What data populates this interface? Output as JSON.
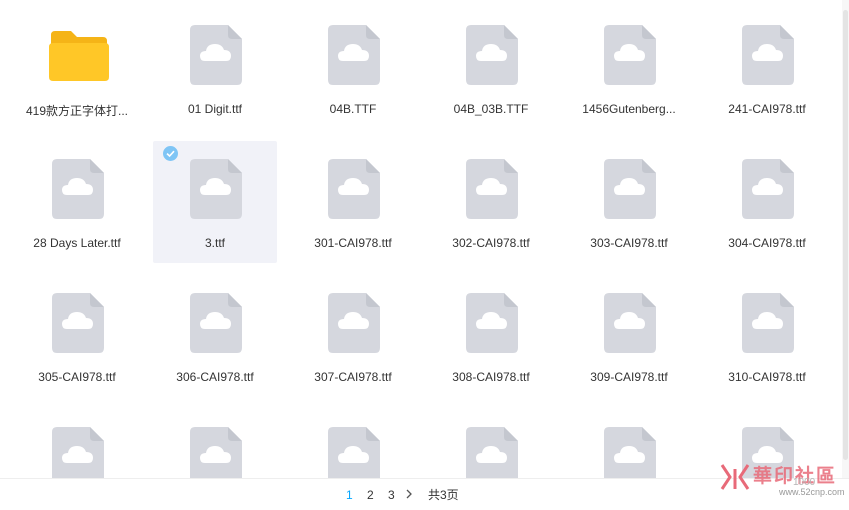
{
  "files": [
    {
      "name": "419款方正字体打...",
      "type": "folder",
      "selected": false
    },
    {
      "name": "01 Digit.ttf",
      "type": "file",
      "selected": false
    },
    {
      "name": "04B.TTF",
      "type": "file",
      "selected": false
    },
    {
      "name": "04B_03B.TTF",
      "type": "file",
      "selected": false
    },
    {
      "name": "1456Gutenberg...",
      "type": "file",
      "selected": false
    },
    {
      "name": "241-CAI978.ttf",
      "type": "file",
      "selected": false
    },
    {
      "name": "28 Days Later.ttf",
      "type": "file",
      "selected": false
    },
    {
      "name": "3.ttf",
      "type": "file",
      "selected": true
    },
    {
      "name": "301-CAI978.ttf",
      "type": "file",
      "selected": false
    },
    {
      "name": "302-CAI978.ttf",
      "type": "file",
      "selected": false
    },
    {
      "name": "303-CAI978.ttf",
      "type": "file",
      "selected": false
    },
    {
      "name": "304-CAI978.ttf",
      "type": "file",
      "selected": false
    },
    {
      "name": "305-CAI978.ttf",
      "type": "file",
      "selected": false
    },
    {
      "name": "306-CAI978.ttf",
      "type": "file",
      "selected": false
    },
    {
      "name": "307-CAI978.ttf",
      "type": "file",
      "selected": false
    },
    {
      "name": "308-CAI978.ttf",
      "type": "file",
      "selected": false
    },
    {
      "name": "309-CAI978.ttf",
      "type": "file",
      "selected": false
    },
    {
      "name": "310-CAI978.ttf",
      "type": "file",
      "selected": false
    },
    {
      "name": "",
      "type": "file",
      "selected": false
    },
    {
      "name": "",
      "type": "file",
      "selected": false
    },
    {
      "name": "",
      "type": "file",
      "selected": false
    },
    {
      "name": "",
      "type": "file",
      "selected": false
    },
    {
      "name": "",
      "type": "file",
      "selected": false
    },
    {
      "name": "",
      "type": "file",
      "selected": false
    }
  ],
  "pagination": {
    "pages": [
      "1",
      "2",
      "3"
    ],
    "current": "1",
    "next_icon": "chevron-right-icon",
    "total": "共3页"
  },
  "watermark": {
    "text": "華印社區",
    "count": "1000",
    "url": "www.52cnp.com"
  },
  "colors": {
    "accent": "#06a7ff",
    "selected_bg": "#f1f2f8",
    "file_icon": "#d5d7de",
    "folder": "#ffc727"
  }
}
========================================================================
Exercise directions – Strip out the images, then output the records above word for word.

Full output –
What data populates this interface? Output as JSON.
{
  "files": [
    {
      "name": "419款方正字体打...",
      "type": "folder",
      "selected": false
    },
    {
      "name": "01 Digit.ttf",
      "type": "file",
      "selected": false
    },
    {
      "name": "04B.TTF",
      "type": "file",
      "selected": false
    },
    {
      "name": "04B_03B.TTF",
      "type": "file",
      "selected": false
    },
    {
      "name": "1456Gutenberg...",
      "type": "file",
      "selected": false
    },
    {
      "name": "241-CAI978.ttf",
      "type": "file",
      "selected": false
    },
    {
      "name": "28 Days Later.ttf",
      "type": "file",
      "selected": false
    },
    {
      "name": "3.ttf",
      "type": "file",
      "selected": true
    },
    {
      "name": "301-CAI978.ttf",
      "type": "file",
      "selected": false
    },
    {
      "name": "302-CAI978.ttf",
      "type": "file",
      "selected": false
    },
    {
      "name": "303-CAI978.ttf",
      "type": "file",
      "selected": false
    },
    {
      "name": "304-CAI978.ttf",
      "type": "file",
      "selected": false
    },
    {
      "name": "305-CAI978.ttf",
      "type": "file",
      "selected": false
    },
    {
      "name": "306-CAI978.ttf",
      "type": "file",
      "selected": false
    },
    {
      "name": "307-CAI978.ttf",
      "type": "file",
      "selected": false
    },
    {
      "name": "308-CAI978.ttf",
      "type": "file",
      "selected": false
    },
    {
      "name": "309-CAI978.ttf",
      "type": "file",
      "selected": false
    },
    {
      "name": "310-CAI978.ttf",
      "type": "file",
      "selected": false
    },
    {
      "name": "",
      "type": "file",
      "selected": false
    },
    {
      "name": "",
      "type": "file",
      "selected": false
    },
    {
      "name": "",
      "type": "file",
      "selected": false
    },
    {
      "name": "",
      "type": "file",
      "selected": false
    },
    {
      "name": "",
      "type": "file",
      "selected": false
    },
    {
      "name": "",
      "type": "file",
      "selected": false
    }
  ],
  "pagination": {
    "pages": [
      "1",
      "2",
      "3"
    ],
    "current": "1",
    "next_icon": "chevron-right-icon",
    "total": "共3页"
  },
  "watermark": {
    "text": "華印社區",
    "count": "1000",
    "url": "www.52cnp.com"
  },
  "colors": {
    "accent": "#06a7ff",
    "selected_bg": "#f1f2f8",
    "file_icon": "#d5d7de",
    "folder": "#ffc727"
  }
}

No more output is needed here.